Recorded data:
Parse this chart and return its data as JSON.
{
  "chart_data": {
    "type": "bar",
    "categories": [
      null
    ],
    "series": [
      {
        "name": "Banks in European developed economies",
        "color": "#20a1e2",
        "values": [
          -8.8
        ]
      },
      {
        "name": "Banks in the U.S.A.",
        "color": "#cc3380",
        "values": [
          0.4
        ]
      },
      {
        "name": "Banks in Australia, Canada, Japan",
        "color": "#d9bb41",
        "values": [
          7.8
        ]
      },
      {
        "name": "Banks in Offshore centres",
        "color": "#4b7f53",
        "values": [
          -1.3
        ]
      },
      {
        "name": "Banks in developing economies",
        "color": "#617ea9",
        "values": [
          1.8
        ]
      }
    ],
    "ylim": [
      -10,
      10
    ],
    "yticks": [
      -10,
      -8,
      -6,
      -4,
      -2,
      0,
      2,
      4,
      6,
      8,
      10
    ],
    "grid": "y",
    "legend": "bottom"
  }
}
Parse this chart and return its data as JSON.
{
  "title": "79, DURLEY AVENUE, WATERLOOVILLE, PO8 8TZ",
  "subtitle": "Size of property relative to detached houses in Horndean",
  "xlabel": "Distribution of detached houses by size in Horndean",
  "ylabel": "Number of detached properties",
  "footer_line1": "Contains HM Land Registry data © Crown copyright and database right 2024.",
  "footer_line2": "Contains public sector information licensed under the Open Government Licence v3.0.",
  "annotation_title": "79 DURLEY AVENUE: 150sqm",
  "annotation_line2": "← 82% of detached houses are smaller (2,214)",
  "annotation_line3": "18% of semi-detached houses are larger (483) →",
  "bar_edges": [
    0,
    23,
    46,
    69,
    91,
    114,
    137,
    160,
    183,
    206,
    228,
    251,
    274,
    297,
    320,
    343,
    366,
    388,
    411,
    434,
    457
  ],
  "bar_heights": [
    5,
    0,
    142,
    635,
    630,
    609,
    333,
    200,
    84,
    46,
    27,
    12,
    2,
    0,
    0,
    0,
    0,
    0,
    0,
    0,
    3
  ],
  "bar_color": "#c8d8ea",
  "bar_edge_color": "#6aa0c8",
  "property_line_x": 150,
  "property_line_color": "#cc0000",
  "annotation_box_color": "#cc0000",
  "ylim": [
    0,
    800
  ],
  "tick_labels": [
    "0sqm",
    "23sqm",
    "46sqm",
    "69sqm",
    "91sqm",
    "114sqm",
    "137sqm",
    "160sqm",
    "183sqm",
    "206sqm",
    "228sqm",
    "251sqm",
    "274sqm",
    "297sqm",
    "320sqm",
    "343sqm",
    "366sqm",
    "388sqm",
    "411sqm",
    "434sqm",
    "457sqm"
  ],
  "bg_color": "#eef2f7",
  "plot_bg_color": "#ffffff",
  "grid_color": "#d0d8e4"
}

- _WHAT IS EXPECTED_
Output all of the material exactly as written.

- _COMPLETED TASK_
Parse this chart and return its data as JSON.
{
  "chart_data": {
    "type": "bar",
    "categories": [
      null
    ],
    "series": [
      {
        "name": "Banks in European developed economies",
        "color": "#20a1e2",
        "values": [
          -8.8
        ]
      },
      {
        "name": "Banks in the U.S.A.",
        "color": "#cc3380",
        "values": [
          0.4
        ]
      },
      {
        "name": "Banks in Australia, Canada, Japan",
        "color": "#d9bb41",
        "values": [
          7.8
        ]
      },
      {
        "name": "Banks in Offshore centres",
        "color": "#4b7f53",
        "values": [
          -1.3
        ]
      },
      {
        "name": "Banks in developing economies",
        "color": "#617ea9",
        "values": [
          1.8
        ]
      }
    ],
    "ylim": [
      -10,
      10
    ],
    "yticks": [
      -10,
      -8,
      -6,
      -4,
      -2,
      0,
      2,
      4,
      6,
      8,
      10
    ],
    "grid": "y",
    "legend": "bottom"
  }
}
Parse this chart and return its data as JSON.
{
  "title": "79, DURLEY AVENUE, WATERLOOVILLE, PO8 8TZ",
  "subtitle": "Size of property relative to detached houses in Horndean",
  "xlabel": "Distribution of detached houses by size in Horndean",
  "ylabel": "Number of detached properties",
  "footer_line1": "Contains HM Land Registry data © Crown copyright and database right 2024.",
  "footer_line2": "Contains public sector information licensed under the Open Government Licence v3.0.",
  "annotation_title": "79 DURLEY AVENUE: 150sqm",
  "annotation_line2": "← 82% of detached houses are smaller (2,214)",
  "annotation_line3": "18% of semi-detached houses are larger (483) →",
  "bar_edges": [
    0,
    23,
    46,
    69,
    91,
    114,
    137,
    160,
    183,
    206,
    228,
    251,
    274,
    297,
    320,
    343,
    366,
    388,
    411,
    434,
    457
  ],
  "bar_heights": [
    5,
    0,
    142,
    635,
    630,
    609,
    333,
    200,
    84,
    46,
    27,
    12,
    2,
    0,
    0,
    0,
    0,
    0,
    0,
    0,
    3
  ],
  "bar_color": "#c8d8ea",
  "bar_edge_color": "#6aa0c8",
  "property_line_x": 150,
  "property_line_color": "#cc0000",
  "annotation_box_color": "#cc0000",
  "ylim": [
    0,
    800
  ],
  "tick_labels": [
    "0sqm",
    "23sqm",
    "46sqm",
    "69sqm",
    "91sqm",
    "114sqm",
    "137sqm",
    "160sqm",
    "183sqm",
    "206sqm",
    "228sqm",
    "251sqm",
    "274sqm",
    "297sqm",
    "320sqm",
    "343sqm",
    "366sqm",
    "388sqm",
    "411sqm",
    "434sqm",
    "457sqm"
  ],
  "bg_color": "#eef2f7",
  "plot_bg_color": "#ffffff",
  "grid_color": "#d0d8e4"
}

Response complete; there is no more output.